───── Dataset excerpts ─────

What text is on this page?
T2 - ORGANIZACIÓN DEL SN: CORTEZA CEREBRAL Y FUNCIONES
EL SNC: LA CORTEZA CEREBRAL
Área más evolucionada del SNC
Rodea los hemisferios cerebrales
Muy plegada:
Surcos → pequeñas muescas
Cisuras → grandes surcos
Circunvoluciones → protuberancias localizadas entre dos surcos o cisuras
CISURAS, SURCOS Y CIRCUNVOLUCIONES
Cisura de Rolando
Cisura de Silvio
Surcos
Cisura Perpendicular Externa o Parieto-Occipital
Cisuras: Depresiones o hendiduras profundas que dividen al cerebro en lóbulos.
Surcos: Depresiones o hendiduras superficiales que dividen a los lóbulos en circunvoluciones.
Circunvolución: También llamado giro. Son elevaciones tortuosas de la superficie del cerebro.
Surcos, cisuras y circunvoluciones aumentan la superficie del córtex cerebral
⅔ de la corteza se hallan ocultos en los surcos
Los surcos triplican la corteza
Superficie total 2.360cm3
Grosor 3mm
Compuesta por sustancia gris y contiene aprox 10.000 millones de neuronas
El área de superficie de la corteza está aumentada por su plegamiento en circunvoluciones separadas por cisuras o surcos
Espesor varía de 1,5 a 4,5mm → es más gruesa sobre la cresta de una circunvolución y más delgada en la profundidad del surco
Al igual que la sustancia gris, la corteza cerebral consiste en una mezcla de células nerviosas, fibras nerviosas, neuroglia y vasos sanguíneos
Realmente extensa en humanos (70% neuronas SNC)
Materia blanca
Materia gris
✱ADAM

─────

## Exercise
Collect each line above holding the string "gris".

## Written response
Compuesta por sustancia gris y contiene aprox 10.000 millones de neuronas
Al igual que la sustancia gris, la corteza cerebral consiste en una mezcla de células nerviosas, fibras nerviosas, neuroglia y vasos sanguíneos
Materia gris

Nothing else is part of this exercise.